## YOUR GOAL:
Return the listing below word for word.

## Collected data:
■ ■ ■ ■ ■ ■ ■

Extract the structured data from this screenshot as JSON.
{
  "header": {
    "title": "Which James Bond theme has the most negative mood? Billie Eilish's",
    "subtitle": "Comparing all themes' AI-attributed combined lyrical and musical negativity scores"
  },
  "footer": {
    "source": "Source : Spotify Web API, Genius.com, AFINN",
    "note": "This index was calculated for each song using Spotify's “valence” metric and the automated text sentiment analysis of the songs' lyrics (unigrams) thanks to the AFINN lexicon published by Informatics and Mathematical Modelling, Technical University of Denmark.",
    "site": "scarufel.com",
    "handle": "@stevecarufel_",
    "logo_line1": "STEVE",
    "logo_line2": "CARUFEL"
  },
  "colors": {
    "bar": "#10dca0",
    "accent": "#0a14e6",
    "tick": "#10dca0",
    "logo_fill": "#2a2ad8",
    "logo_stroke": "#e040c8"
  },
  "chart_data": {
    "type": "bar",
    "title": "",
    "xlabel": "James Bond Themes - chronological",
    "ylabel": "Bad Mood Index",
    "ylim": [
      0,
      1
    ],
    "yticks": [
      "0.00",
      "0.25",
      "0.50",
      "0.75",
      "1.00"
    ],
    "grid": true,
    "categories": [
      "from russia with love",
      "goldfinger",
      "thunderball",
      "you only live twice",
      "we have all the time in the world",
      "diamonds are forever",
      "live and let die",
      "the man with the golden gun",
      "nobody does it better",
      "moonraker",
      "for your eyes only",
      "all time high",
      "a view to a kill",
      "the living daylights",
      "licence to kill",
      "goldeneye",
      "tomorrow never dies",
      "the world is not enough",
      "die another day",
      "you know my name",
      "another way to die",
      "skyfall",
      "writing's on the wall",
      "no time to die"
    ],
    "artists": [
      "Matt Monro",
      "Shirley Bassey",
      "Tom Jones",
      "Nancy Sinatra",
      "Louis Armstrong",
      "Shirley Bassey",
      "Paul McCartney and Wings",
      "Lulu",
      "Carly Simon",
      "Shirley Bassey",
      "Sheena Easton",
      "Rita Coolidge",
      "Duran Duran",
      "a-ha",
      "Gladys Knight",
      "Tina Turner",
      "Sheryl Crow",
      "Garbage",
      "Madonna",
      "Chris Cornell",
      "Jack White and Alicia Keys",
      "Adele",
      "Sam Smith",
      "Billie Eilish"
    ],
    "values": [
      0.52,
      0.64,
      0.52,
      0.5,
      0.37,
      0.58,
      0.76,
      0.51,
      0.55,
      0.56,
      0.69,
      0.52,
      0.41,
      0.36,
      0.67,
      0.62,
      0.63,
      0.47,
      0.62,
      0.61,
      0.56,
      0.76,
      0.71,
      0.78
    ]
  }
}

■ ■ ■ ■ ■ ■ ■

## RESULT OF THE TASK:
Extract the structured data from this screenshot as JSON.
{
  "header": {
    "title": "Which James Bond theme has the most negative mood? Billie Eilish's",
    "subtitle": "Comparing all themes' AI-attributed combined lyrical and musical negativity scores"
  },
  "footer": {
    "source": "Source : Spotify Web API, Genius.com, AFINN",
    "note": "This index was calculated for each song using Spotify's “valence” metric and the automated text sentiment analysis of the songs' lyrics (unigrams) thanks to the AFINN lexicon published by Informatics and Mathematical Modelling, Technical University of Denmark.",
    "site": "scarufel.com",
    "handle": "@stevecarufel_",
    "logo_line1": "STEVE",
    "logo_line2": "CARUFEL"
  },
  "colors": {
    "bar": "#10dca0",
    "accent": "#0a14e6",
    "tick": "#10dca0",
    "logo_fill": "#2a2ad8",
    "logo_stroke": "#e040c8"
  },
  "chart_data": {
    "type": "bar",
    "title": "",
    "xlabel": "James Bond Themes - chronological",
    "ylabel": "Bad Mood Index",
    "ylim": [
      0,
      1
    ],
    "yticks": [
      "0.00",
      "0.25",
      "0.50",
      "0.75",
      "1.00"
    ],
    "grid": true,
    "categories": [
      "from russia with love",
      "goldfinger",
      "thunderball",
      "you only live twice",
      "we have all the time in the world",
      "diamonds are forever",
      "live and let die",
      "the man with the golden gun",
      "nobody does it better",
      "moonraker",
      "for your eyes only",
      "all time high",
      "a view to a kill",
      "the living daylights",
      "licence to kill",
      "goldeneye",
      "tomorrow never dies",
      "the world is not enough",
      "die another day",
      "you know my name",
      "another way to die",
      "skyfall",
      "writing's on the wall",
      "no time to die"
    ],
    "artists": [
      "Matt Monro",
      "Shirley Bassey",
      "Tom Jones",
      "Nancy Sinatra",
      "Louis Armstrong",
      "Shirley Bassey",
      "Paul McCartney and Wings",
      "Lulu",
      "Carly Simon",
      "Shirley Bassey",
      "Sheena Easton",
      "Rita Coolidge",
      "Duran Duran",
      "a-ha",
      "Gladys Knight",
      "Tina Turner",
      "Sheryl Crow",
      "Garbage",
      "Madonna",
      "Chris Cornell",
      "Jack White and Alicia Keys",
      "Adele",
      "Sam Smith",
      "Billie Eilish"
    ],
    "values": [
      0.52,
      0.64,
      0.52,
      0.5,
      0.37,
      0.58,
      0.76,
      0.51,
      0.55,
      0.56,
      0.69,
      0.52,
      0.41,
      0.36,
      0.67,
      0.62,
      0.63,
      0.47,
      0.62,
      0.61,
      0.56,
      0.76,
      0.71,
      0.78
    ]
  }
}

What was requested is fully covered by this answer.